• _Task to carry out_
Please reproduce every record, keeping each one exactly as written.

(Lines of data)
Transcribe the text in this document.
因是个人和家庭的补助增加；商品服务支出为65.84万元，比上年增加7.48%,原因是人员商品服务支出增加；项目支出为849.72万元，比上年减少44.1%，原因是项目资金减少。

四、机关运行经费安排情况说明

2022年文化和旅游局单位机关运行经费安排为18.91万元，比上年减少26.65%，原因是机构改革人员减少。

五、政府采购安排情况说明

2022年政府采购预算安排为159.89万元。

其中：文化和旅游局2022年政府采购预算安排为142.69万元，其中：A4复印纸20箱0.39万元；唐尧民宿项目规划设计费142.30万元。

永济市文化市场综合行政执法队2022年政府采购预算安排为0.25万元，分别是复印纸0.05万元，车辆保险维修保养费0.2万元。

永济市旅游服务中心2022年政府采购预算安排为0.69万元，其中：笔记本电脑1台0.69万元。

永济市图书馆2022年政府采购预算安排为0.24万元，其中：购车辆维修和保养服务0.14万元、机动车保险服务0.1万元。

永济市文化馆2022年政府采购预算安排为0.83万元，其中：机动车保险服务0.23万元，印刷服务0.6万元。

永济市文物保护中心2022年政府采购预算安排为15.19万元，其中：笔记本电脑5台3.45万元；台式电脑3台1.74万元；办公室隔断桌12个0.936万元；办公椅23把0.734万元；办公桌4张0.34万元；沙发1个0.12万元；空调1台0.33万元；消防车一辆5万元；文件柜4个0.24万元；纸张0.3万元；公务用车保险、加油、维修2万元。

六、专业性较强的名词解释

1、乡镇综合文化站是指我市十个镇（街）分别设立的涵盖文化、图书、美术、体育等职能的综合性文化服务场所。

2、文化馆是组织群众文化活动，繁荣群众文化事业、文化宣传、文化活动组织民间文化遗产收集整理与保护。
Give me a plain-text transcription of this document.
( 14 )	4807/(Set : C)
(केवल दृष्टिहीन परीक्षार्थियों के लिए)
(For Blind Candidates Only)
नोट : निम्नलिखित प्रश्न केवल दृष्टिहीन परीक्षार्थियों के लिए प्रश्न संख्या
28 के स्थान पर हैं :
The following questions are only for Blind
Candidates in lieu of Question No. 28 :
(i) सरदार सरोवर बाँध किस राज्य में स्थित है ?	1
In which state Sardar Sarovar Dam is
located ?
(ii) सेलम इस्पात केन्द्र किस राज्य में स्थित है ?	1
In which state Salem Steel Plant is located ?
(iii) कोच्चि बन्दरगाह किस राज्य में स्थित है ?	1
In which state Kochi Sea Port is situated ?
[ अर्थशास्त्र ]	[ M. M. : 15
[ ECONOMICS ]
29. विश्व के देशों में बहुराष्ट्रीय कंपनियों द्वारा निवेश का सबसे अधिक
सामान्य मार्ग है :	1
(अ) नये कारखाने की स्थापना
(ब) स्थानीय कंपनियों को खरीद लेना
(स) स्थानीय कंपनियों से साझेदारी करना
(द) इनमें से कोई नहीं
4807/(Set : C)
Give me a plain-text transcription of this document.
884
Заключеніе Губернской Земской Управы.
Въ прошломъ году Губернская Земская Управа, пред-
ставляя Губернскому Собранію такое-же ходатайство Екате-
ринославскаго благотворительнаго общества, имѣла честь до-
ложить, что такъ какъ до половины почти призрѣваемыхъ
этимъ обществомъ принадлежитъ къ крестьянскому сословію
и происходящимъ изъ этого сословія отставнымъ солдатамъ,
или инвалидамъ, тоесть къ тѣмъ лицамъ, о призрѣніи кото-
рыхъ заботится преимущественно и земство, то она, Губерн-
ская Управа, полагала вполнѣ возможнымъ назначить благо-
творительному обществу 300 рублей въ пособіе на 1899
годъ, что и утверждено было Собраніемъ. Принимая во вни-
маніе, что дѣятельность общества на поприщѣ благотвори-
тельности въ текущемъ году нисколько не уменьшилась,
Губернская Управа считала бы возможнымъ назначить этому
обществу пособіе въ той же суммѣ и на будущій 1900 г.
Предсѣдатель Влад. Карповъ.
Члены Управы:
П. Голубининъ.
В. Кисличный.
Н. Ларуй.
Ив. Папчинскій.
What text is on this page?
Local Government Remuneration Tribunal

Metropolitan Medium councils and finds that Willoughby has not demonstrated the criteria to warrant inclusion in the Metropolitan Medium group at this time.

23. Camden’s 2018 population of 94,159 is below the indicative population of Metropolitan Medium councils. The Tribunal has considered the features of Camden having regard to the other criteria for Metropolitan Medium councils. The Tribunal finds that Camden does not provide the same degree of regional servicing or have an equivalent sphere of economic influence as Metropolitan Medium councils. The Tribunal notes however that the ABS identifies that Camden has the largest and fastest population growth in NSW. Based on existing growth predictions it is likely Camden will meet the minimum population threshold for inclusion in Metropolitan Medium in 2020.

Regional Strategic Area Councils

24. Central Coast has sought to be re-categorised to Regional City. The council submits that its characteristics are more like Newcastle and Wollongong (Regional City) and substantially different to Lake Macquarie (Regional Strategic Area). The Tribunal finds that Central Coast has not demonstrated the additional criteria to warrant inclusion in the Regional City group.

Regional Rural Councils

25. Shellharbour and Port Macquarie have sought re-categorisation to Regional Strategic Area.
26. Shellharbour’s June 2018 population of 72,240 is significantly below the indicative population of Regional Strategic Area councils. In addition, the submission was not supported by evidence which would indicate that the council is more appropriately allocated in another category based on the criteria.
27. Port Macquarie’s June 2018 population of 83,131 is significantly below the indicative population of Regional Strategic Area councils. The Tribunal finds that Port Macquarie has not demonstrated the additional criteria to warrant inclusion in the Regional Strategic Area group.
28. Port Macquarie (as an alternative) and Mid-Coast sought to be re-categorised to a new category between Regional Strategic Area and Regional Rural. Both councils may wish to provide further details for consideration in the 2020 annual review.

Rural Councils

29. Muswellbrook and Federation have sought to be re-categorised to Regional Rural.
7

• _Answer for the task_
Transcribe the text in this document.
因是个人和家庭的补助增加；商品服务支出为65.84万元，比上年增加7.48%,原因是人员商品服务支出增加；项目支出为849.72万元，比上年减少44.1%，原因是项目资金减少。

四、机关运行经费安排情况说明

2022年文化和旅游局单位机关运行经费安排为18.91万元，比上年减少26.65%，原因是机构改革人员减少。

五、政府采购安排情况说明

2022年政府采购预算安排为159.89万元。

其中：文化和旅游局2022年政府采购预算安排为142.69万元，其中：A4复印纸20箱0.39万元；唐尧民宿项目规划设计费142.30万元。

永济市文化市场综合行政执法队2022年政府采购预算安排为0.25万元，分别是复印纸0.05万元，车辆保险维修保养费0.2万元。

永济市旅游服务中心2022年政府采购预算安排为0.69万元，其中：笔记本电脑1台0.69万元。

永济市图书馆2022年政府采购预算安排为0.24万元，其中：购车辆维修和保养服务0.14万元、机动车保险服务0.1万元。

永济市文化馆2022年政府采购预算安排为0.83万元，其中：机动车保险服务0.23万元，印刷服务0.6万元。

永济市文物保护中心2022年政府采购预算安排为15.19万元，其中：笔记本电脑5台3.45万元；台式电脑3台1.74万元；办公室隔断桌12个0.936万元；办公椅23把0.734万元；办公桌4张0.34万元；沙发1个0.12万元；空调1台0.33万元；消防车一辆5万元；文件柜4个0.24万元；纸张0.3万元；公务用车保险、加油、维修2万元。

六、专业性较强的名词解释

1、乡镇综合文化站是指我市十个镇（街）分别设立的涵盖文化、图书、美术、体育等职能的综合性文化服务场所。

2、文化馆是组织群众文化活动，繁荣群众文化事业、文化宣传、文化活动组织民间文化遗产收集整理与保护。
Give me a plain-text transcription of this document.
( 14 )	4807/(Set : C)
(केवल दृष्टिहीन परीक्षार्थियों के लिए)
(For Blind Candidates Only)
नोट : निम्नलिखित प्रश्न केवल दृष्टिहीन परीक्षार्थियों के लिए प्रश्न संख्या
28 के स्थान पर हैं :
The following questions are only for Blind
Candidates in lieu of Question No. 28 :
(i) सरदार सरोवर बाँध किस राज्य में स्थित है ?	1
In which state Sardar Sarovar Dam is
located ?
(ii) सेलम इस्पात केन्द्र किस राज्य में स्थित है ?	1
In which state Salem Steel Plant is located ?
(iii) कोच्चि बन्दरगाह किस राज्य में स्थित है ?	1
In which state Kochi Sea Port is situated ?
[ अर्थशास्त्र ]	[ M. M. : 15
[ ECONOMICS ]
29. विश्व के देशों में बहुराष्ट्रीय कंपनियों द्वारा निवेश का सबसे अधिक
सामान्य मार्ग है :	1
(अ) नये कारखाने की स्थापना
(ब) स्थानीय कंपनियों को खरीद लेना
(स) स्थानीय कंपनियों से साझेदारी करना
(द) इनमें से कोई नहीं
4807/(Set : C)
Give me a plain-text transcription of this document.
884
Заключеніе Губернской Земской Управы.
Въ прошломъ году Губернская Земская Управа, пред-
ставляя Губернскому Собранію такое-же ходатайство Екате-
ринославскаго благотворительнаго общества, имѣла честь до-
ложить, что такъ какъ до половины почти призрѣваемыхъ
этимъ обществомъ принадлежитъ къ крестьянскому сословію
и происходящимъ изъ этого сословія отставнымъ солдатамъ,
или инвалидамъ, тоесть къ тѣмъ лицамъ, о призрѣніи кото-
рыхъ заботится преимущественно и земство, то она, Губерн-
ская Управа, полагала вполнѣ возможнымъ назначить благо-
творительному обществу 300 рублей въ пособіе на 1899
годъ, что и утверждено было Собраніемъ. Принимая во вни-
маніе, что дѣятельность общества на поприщѣ благотвори-
тельности въ текущемъ году нисколько не уменьшилась,
Губернская Управа считала бы возможнымъ назначить этому
обществу пособіе въ той же суммѣ и на будущій 1900 г.
Предсѣдатель Влад. Карповъ.
Члены Управы:
П. Голубининъ.
В. Кисличный.
Н. Ларуй.
Ив. Папчинскій.
What text is on this page?
Local Government Remuneration Tribunal

Metropolitan Medium councils and finds that Willoughby has not demonstrated the criteria to warrant inclusion in the Metropolitan Medium group at this time.

23. Camden’s 2018 population of 94,159 is below the indicative population of Metropolitan Medium councils. The Tribunal has considered the features of Camden having regard to the other criteria for Metropolitan Medium councils. The Tribunal finds that Camden does not provide the same degree of regional servicing or have an equivalent sphere of economic influence as Metropolitan Medium councils. The Tribunal notes however that the ABS identifies that Camden has the largest and fastest population growth in NSW. Based on existing growth predictions it is likely Camden will meet the minimum population threshold for inclusion in Metropolitan Medium in 2020.

Regional Strategic Area Councils

24. Central Coast has sought to be re-categorised to Regional City. The council submits that its characteristics are more like Newcastle and Wollongong (Regional City) and substantially different to Lake Macquarie (Regional Strategic Area). The Tribunal finds that Central Coast has not demonstrated the additional criteria to warrant inclusion in the Regional City group.

Regional Rural Councils

25. Shellharbour and Port Macquarie have sought re-categorisation to Regional Strategic Area.
26. Shellharbour’s June 2018 population of 72,240 is significantly below the indicative population of Regional Strategic Area councils. In addition, the submission was not supported by evidence which would indicate that the council is more appropriately allocated in another category based on the criteria.
27. Port Macquarie’s June 2018 population of 83,131 is significantly below the indicative population of Regional Strategic Area councils. The Tribunal finds that Port Macquarie has not demonstrated the additional criteria to warrant inclusion in the Regional Strategic Area group.
28. Port Macquarie (as an alternative) and Mid-Coast sought to be re-categorised to a new category between Regional Strategic Area and Regional Rural. Both councils may wish to provide further details for consideration in the 2020 annual review.

Rural Councils

29. Muswellbrook and Federation have sought to be re-categorised to Regional Rural.
7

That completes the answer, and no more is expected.